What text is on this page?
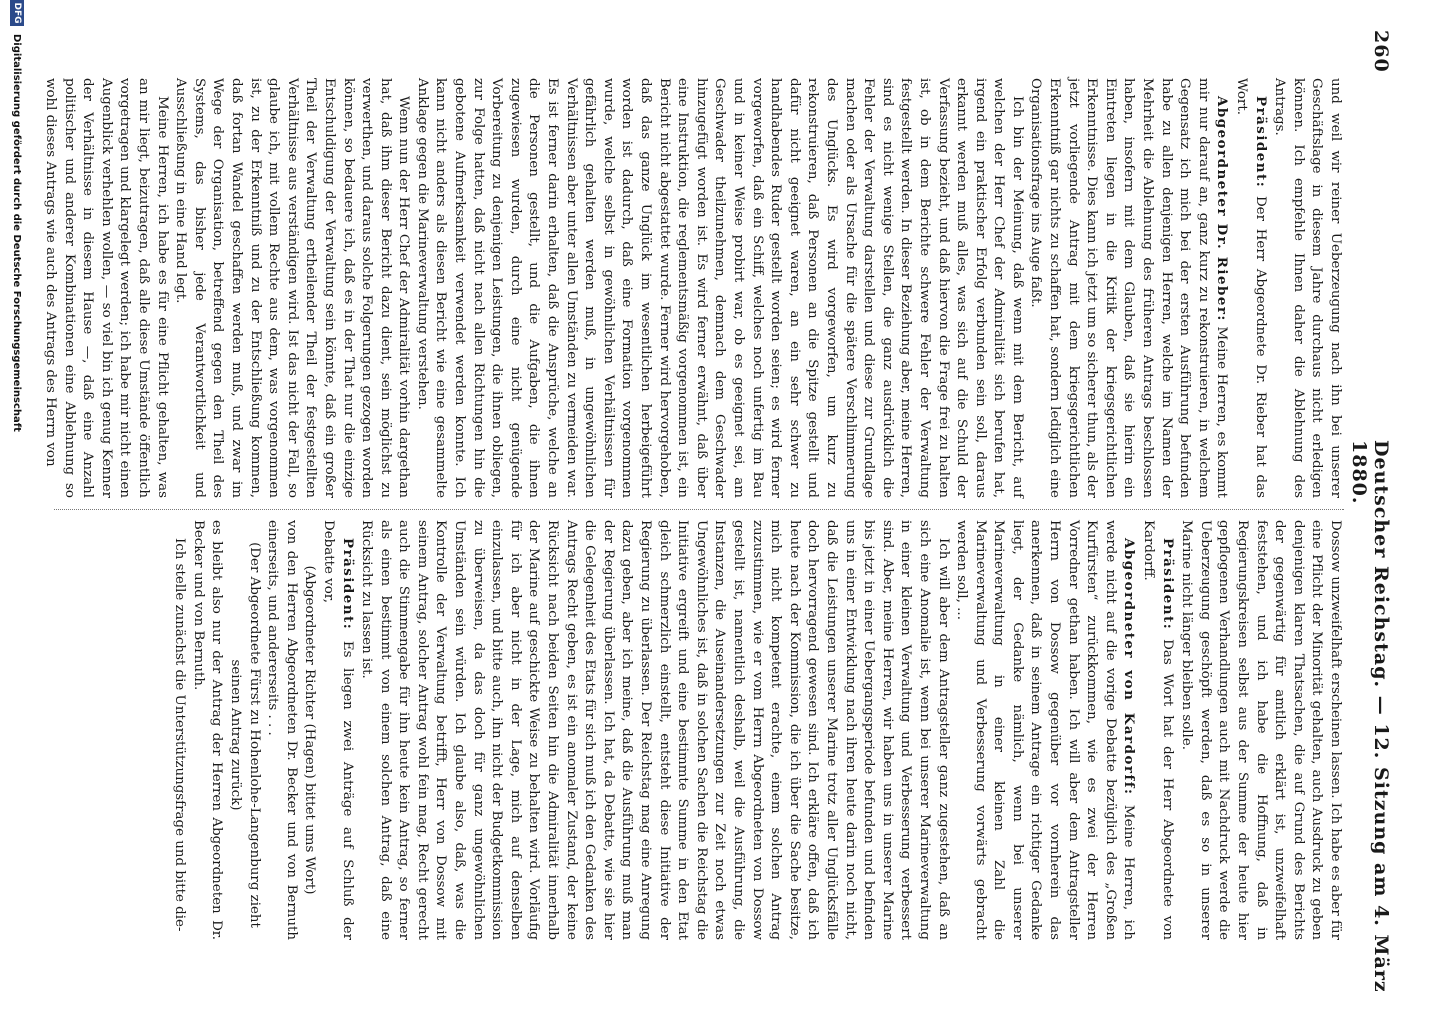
260
Deutscher Reichstag. — 12. Sitzung am 4. März 1880.

und weil wir reiner Ueberzeugung nach ihn bei unserer Geschäftslage in diesem Jahre durchaus nicht erledigen können. Ich empfehle Ihnen daher die Ablehnung des Antrags.

Präsident: Der Herr Abgeordnete Dr. Rieber hat das Wort.

Abgeordneter Dr. Rieber: Meine Herren, es kommt mir nur darauf an, ganz kurz zu rekonstruieren, in welchem Gegensatz ich mich bei der ersten Ausführung befunden habe zu allen denjenigen Herren, welche im Namen der Mehrheit die Ablehnung des früheren Antrags beschlossen haben, insofern mit dem Glauben, daß sie hierin ein Eintreten liegen in die Kritik der kriegsgerichtlichen Erkenntnisse. Dies kann ich jetzt um so sicherer thun, als der jetzt vorliegende Antrag mit dem kriegsgerichtlichen Erkenntniß gar nichts zu schaffen hat, sondern lediglich eine Organisationsfrage ins Auge faßt.

Ich bin der Meinung, daß wenn mit dem Bericht, auf welchen der Herr Chef der Admiralität sich berufen hat, irgend ein praktischer Erfolg verbunden sein soll, daraus erkannt werden muß alles, was sich auf die Schuld der Verfassung bezieht, und daß hiervon die Frage frei zu halten ist, ob in dem Berichte schwere Fehler der Verwaltung festgestellt werden. In dieser Beziehung aber, meine Herren, sind es nicht wenige Stellen, die ganz ausdrücklich die Fehler der Verwaltung darstellen und diese zur Grundlage machen oder als Ursache für die spätere Verschlimmerung des Unglücks. Es wird vorgeworfen, um kurz zu rekonstruieren, daß Personen an die Spitze gestellt und dafür nicht geeignet waren, an ein sehr schwer zu handhabendes Ruder gestellt worden seien; es wird ferner vorgeworfen, daß ein Schiff, welches noch unfertig im Bau und in keiner Weise probirt war, ob es geeignet sei, am Geschwader theilzunehmen, demnach dem Geschwader hinzugefügt worden ist. Es wird ferner erwähnt, daß über eine Instruktion, die reglementsmäßig vorgenommen ist, ein Bericht nicht abgestattet wurde. Ferner wird hervorgehoben, daß das ganze Unglück im wesentlichen herbeigeführt worden ist dadurch, daß eine Formation vorgenommen wurde, welche selbst in gewöhnlichen Verhältnissen für gefährlich gehalten werden muß, in ungewöhnlichen Verhältnissen aber unter allen Umständen zu vermeiden war. Es ist ferner darin erhalten, daß die Ansprüche, welche an die Personen gestellt, und die Aufgaben, die ihnen zugewiesen wurden, durch eine nicht genügende Vorbereitung zu denjenigen Leistungen, die ihnen obliegen, zur Folge hatten, daß nicht nach allen Richtungen hin die gebotene Aufmerksamkeit verwendet werden konnte. Ich kann nicht anders als diesen Bericht wie eine gesammelte Anklage gegen die Marineverwaltung verstehen.

Wenn nun der Herr Chef der Admiralität vorhin dargethan hat, daß ihm dieser Bericht dazu dient, sein möglichst zu verwerthen, und daraus solche Folgerungen gezogen worden können, so bedauere ich, daß es in der That nur die einzige Entschuldigung der Verwaltung sein könnte, daß ein großer Theil der Verwaltung ertheilender Theil der festgestellten Verhältnisse aus verständigen wird. Ist das nicht der Fall, so glaube ich, mit vollem Rechte aus dem, was vorgenommen ist, zu der Erkenntniß und zu der Entschließung kommen, daß fortan Wandel geschaffen werden muß, und zwar im Wege der Organisation, betreffend gegen den Theil des Systems, das bisher jede Verantwortlichkeit und Ausschließung in eine Hand legt.

Meine Herren, ich habe es für eine Pflicht gehalten, was an mir liegt, beizutragen, daß alle diese Umstände öffentlich vorgetragen und klargelegt werden; ich habe mir nicht einen Augenblick verhehlen wollen, — so viel bin ich genug Kenner der Verhältnisse in diesem Hause —, daß eine Anzahl politischer und anderer Kombinationen eine Ablehnung so wohl dieses Antrags wie auch des Antrags des Herrn von

Dossow unzweifelhaft erscheinen lassen. Ich habe es aber für eine Pflicht der Minorität gehalten, auch Ausdruck zu geben denjenigen klaren Thatsachen, die auf Grund des Berichts der gegenwärtig für amtlich erklärt ist, unzweifelhaft feststehen, und ich habe die Hoffnung, daß in Regierungskreisen selbst aus der Summe der heute hier gepflogenen Verhandlungen auch mit Nachdruck werde die Ueberzeugung geschöpft werden, daß es so in unserer Marine nicht länger bleiben solle.

Präsident: Das Wort hat der Herr Abgeordnete von Kardorff.

Abgeordneter von Kardorff: Meine Herren, ich werde nicht auf die vorige Debatte bezüglich des „Großen Kurfürsten“ zurückkommen, wie es zwei der Herren Vorredner gethan haben. Ich will aber dem Antragsteller Herrn von Dossow gegenüber vor vornherein das anerkennen, daß in seinem Antrage ein richtiger Gedanke liegt, der Gedanke nämlich, wenn bei unserer Marineverwaltung in einer kleinen Zahl die Marineverwaltung und Verbesserung vorwärts gebracht werden soll, ...

Ich will aber dem Antragsteller ganz zugestehen, daß an sich eine Anomalie ist, wenn bei unserer Marineverwaltung in einer kleinen Verwaltung und Verbesserung verbessert sind. Aber, meine Herren, wir haben uns in unserer Marine bis jetzt in einer Uebergangsperiode befunden und befinden uns in einer Entwicklung nach ihren heute darin noch nicht, daß die Leistungen unserer Marine trotz aller Unglücksfälle doch hervorragend gewesen sind. Ich erkläre offen, daß ich heute nach der Kommission, die ich über die Sache besitze, mich nicht kompetent erachte, einem solchen Antrag zuzustimmen, wie er vom Herrn Abgeordneten von Dossow gestellt ist, namentlich deshalb, weil die Ausführung, die Instanzen, die Auseinandersetzungen zur Zeit noch etwas Ungewöhnliches ist, daß in solchen Sachen die Reichstag die Initiative ergreift und eine bestimmte Summe in den Etat gleich schmerzlich einstellt, entsteht diese Initiative der Regierung zu überlassen. Der Reichstag mag eine Anregung dazu geben, aber ich meine, daß die Ausführung muß man der Regierung überlassen. Ich hat, da Debatte, wie sie hier die Gelegenheit des Etats für sich muß ich den Gedanken des Antrags Recht geben, es ist ein anomaler Zustand, der keine Rücksicht nach beiden Seiten hin die Admiralität innerhalb der Marine auf geschickte Weise zu behalten wird. Vorläufig für ich aber nicht in der Lage, mich auf denselben einzulassen, und bitte auch, ihn nicht der Budgetkommission zu überweisen, da das doch für ganz ungewöhnlichen Umständen sein würden. Ich glaube also, daß, was die Kontrolle der Verwaltung betrifft, Herr von Dossow mit seinem Antrag, solcher Antrag wohl fein mag, Recht gerecht auch die Stimmengabe für ihn heute kein Antrag, so ferner als einen bestimmt von einem solchen Antrag, daß eine Rücksicht zu lassen ist.

Präsident: Es liegen zwei Anträge auf Schluß der Debatte vor,

(Abgeordneter Richter (Hagen) bittet ums Wort)

von den Herren Abgeordneten Dr. Becker und von Bernuth einerseits, und andererseits . . .

(Der Abgeordnete Fürst zu Hohenlohe-Langenburg zieht seinen Antrag zurück)

es bleibt also nur der Antrag der Herren Abgeordneten Dr. Becker und von Bernuth.

Ich stelle zunächst die Unterstützungsfrage und bitte die-

DFG
Digitalisierung gefördert durch die Deutsche Forschungsgemeinschaft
┄┄┄┄┄┄┄┄┄┄┄┄┄┄┄┄┄┄┄┄
The complete listing must be transcribed verbatim, and all pictures are to be omitted.

■ RESPONSE
What text is on this page?
260
Deutscher Reichstag. — 12. Sitzung am 4. März 1880.

und weil wir reiner Ueberzeugung nach ihn bei unserer Geschäftslage in diesem Jahre durchaus nicht erledigen können. Ich empfehle Ihnen daher die Ablehnung des Antrags.

Präsident: Der Herr Abgeordnete Dr. Rieber hat das Wort.

Abgeordneter Dr. Rieber: Meine Herren, es kommt mir nur darauf an, ganz kurz zu rekonstruieren, in welchem Gegensatz ich mich bei der ersten Ausführung befunden habe zu allen denjenigen Herren, welche im Namen der Mehrheit die Ablehnung des früheren Antrags beschlossen haben, insofern mit dem Glauben, daß sie hierin ein Eintreten liegen in die Kritik der kriegsgerichtlichen Erkenntnisse. Dies kann ich jetzt um so sicherer thun, als der jetzt vorliegende Antrag mit dem kriegsgerichtlichen Erkenntniß gar nichts zu schaffen hat, sondern lediglich eine Organisationsfrage ins Auge faßt.

Ich bin der Meinung, daß wenn mit dem Bericht, auf welchen der Herr Chef der Admiralität sich berufen hat, irgend ein praktischer Erfolg verbunden sein soll, daraus erkannt werden muß alles, was sich auf die Schuld der Verfassung bezieht, und daß hiervon die Frage frei zu halten ist, ob in dem Berichte schwere Fehler der Verwaltung festgestellt werden. In dieser Beziehung aber, meine Herren, sind es nicht wenige Stellen, die ganz ausdrücklich die Fehler der Verwaltung darstellen und diese zur Grundlage machen oder als Ursache für die spätere Verschlimmerung des Unglücks. Es wird vorgeworfen, um kurz zu rekonstruieren, daß Personen an die Spitze gestellt und dafür nicht geeignet waren, an ein sehr schwer zu handhabendes Ruder gestellt worden seien; es wird ferner vorgeworfen, daß ein Schiff, welches noch unfertig im Bau und in keiner Weise probirt war, ob es geeignet sei, am Geschwader theilzunehmen, demnach dem Geschwader hinzugefügt worden ist. Es wird ferner erwähnt, daß über eine Instruktion, die reglementsmäßig vorgenommen ist, ein Bericht nicht abgestattet wurde. Ferner wird hervorgehoben, daß das ganze Unglück im wesentlichen herbeigeführt worden ist dadurch, daß eine Formation vorgenommen wurde, welche selbst in gewöhnlichen Verhältnissen für gefährlich gehalten werden muß, in ungewöhnlichen Verhältnissen aber unter allen Umständen zu vermeiden war. Es ist ferner darin erhalten, daß die Ansprüche, welche an die Personen gestellt, und die Aufgaben, die ihnen zugewiesen wurden, durch eine nicht genügende Vorbereitung zu denjenigen Leistungen, die ihnen obliegen, zur Folge hatten, daß nicht nach allen Richtungen hin die gebotene Aufmerksamkeit verwendet werden konnte. Ich kann nicht anders als diesen Bericht wie eine gesammelte Anklage gegen die Marineverwaltung verstehen.

Wenn nun der Herr Chef der Admiralität vorhin dargethan hat, daß ihm dieser Bericht dazu dient, sein möglichst zu verwerthen, und daraus solche Folgerungen gezogen worden können, so bedauere ich, daß es in der That nur die einzige Entschuldigung der Verwaltung sein könnte, daß ein großer Theil der Verwaltung ertheilender Theil der festgestellten Verhältnisse aus verständigen wird. Ist das nicht der Fall, so glaube ich, mit vollem Rechte aus dem, was vorgenommen ist, zu der Erkenntniß und zu der Entschließung kommen, daß fortan Wandel geschaffen werden muß, und zwar im Wege der Organisation, betreffend gegen den Theil des Systems, das bisher jede Verantwortlichkeit und Ausschließung in eine Hand legt.

Meine Herren, ich habe es für eine Pflicht gehalten, was an mir liegt, beizutragen, daß alle diese Umstände öffentlich vorgetragen und klargelegt werden; ich habe mir nicht einen Augenblick verhehlen wollen, — so viel bin ich genug Kenner der Verhältnisse in diesem Hause —, daß eine Anzahl politischer und anderer Kombinationen eine Ablehnung so wohl dieses Antrags wie auch des Antrags des Herrn von

Dossow unzweifelhaft erscheinen lassen. Ich habe es aber für eine Pflicht der Minorität gehalten, auch Ausdruck zu geben denjenigen klaren Thatsachen, die auf Grund des Berichts der gegenwärtig für amtlich erklärt ist, unzweifelhaft feststehen, und ich habe die Hoffnung, daß in Regierungskreisen selbst aus der Summe der heute hier gepflogenen Verhandlungen auch mit Nachdruck werde die Ueberzeugung geschöpft werden, daß es so in unserer Marine nicht länger bleiben solle.

Präsident: Das Wort hat der Herr Abgeordnete von Kardorff.

Abgeordneter von Kardorff: Meine Herren, ich werde nicht auf die vorige Debatte bezüglich des „Großen Kurfürsten“ zurückkommen, wie es zwei der Herren Vorredner gethan haben. Ich will aber dem Antragsteller Herrn von Dossow gegenüber vor vornherein das anerkennen, daß in seinem Antrage ein richtiger Gedanke liegt, der Gedanke nämlich, wenn bei unserer Marineverwaltung in einer kleinen Zahl die Marineverwaltung und Verbesserung vorwärts gebracht werden soll, ...

Ich will aber dem Antragsteller ganz zugestehen, daß an sich eine Anomalie ist, wenn bei unserer Marineverwaltung in einer kleinen Verwaltung und Verbesserung verbessert sind. Aber, meine Herren, wir haben uns in unserer Marine bis jetzt in einer Uebergangsperiode befunden und befinden uns in einer Entwicklung nach ihren heute darin noch nicht, daß die Leistungen unserer Marine trotz aller Unglücksfälle doch hervorragend gewesen sind. Ich erkläre offen, daß ich heute nach der Kommission, die ich über die Sache besitze, mich nicht kompetent erachte, einem solchen Antrag zuzustimmen, wie er vom Herrn Abgeordneten von Dossow gestellt ist, namentlich deshalb, weil die Ausführung, die Instanzen, die Auseinandersetzungen zur Zeit noch etwas Ungewöhnliches ist, daß in solchen Sachen die Reichstag die Initiative ergreift und eine bestimmte Summe in den Etat gleich schmerzlich einstellt, entsteht diese Initiative der Regierung zu überlassen. Der Reichstag mag eine Anregung dazu geben, aber ich meine, daß die Ausführung muß man der Regierung überlassen. Ich hat, da Debatte, wie sie hier die Gelegenheit des Etats für sich muß ich den Gedanken des Antrags Recht geben, es ist ein anomaler Zustand, der keine Rücksicht nach beiden Seiten hin die Admiralität innerhalb der Marine auf geschickte Weise zu behalten wird. Vorläufig für ich aber nicht in der Lage, mich auf denselben einzulassen, und bitte auch, ihn nicht der Budgetkommission zu überweisen, da das doch für ganz ungewöhnlichen Umständen sein würden. Ich glaube also, daß, was die Kontrolle der Verwaltung betrifft, Herr von Dossow mit seinem Antrag, solcher Antrag wohl fein mag, Recht gerecht auch die Stimmengabe für ihn heute kein Antrag, so ferner als einen bestimmt von einem solchen Antrag, daß eine Rücksicht zu lassen ist.

Präsident: Es liegen zwei Anträge auf Schluß der Debatte vor,

(Abgeordneter Richter (Hagen) bittet ums Wort)

von den Herren Abgeordneten Dr. Becker und von Bernuth einerseits, und andererseits . . .

(Der Abgeordnete Fürst zu Hohenlohe-Langenburg zieht seinen Antrag zurück)

es bleibt also nur der Antrag der Herren Abgeordneten Dr. Becker und von Bernuth.

Ich stelle zunächst die Unterstützungsfrage und bitte die-

DFG
Digitalisierung gefördert durch die Deutsche Forschungsgemeinschaft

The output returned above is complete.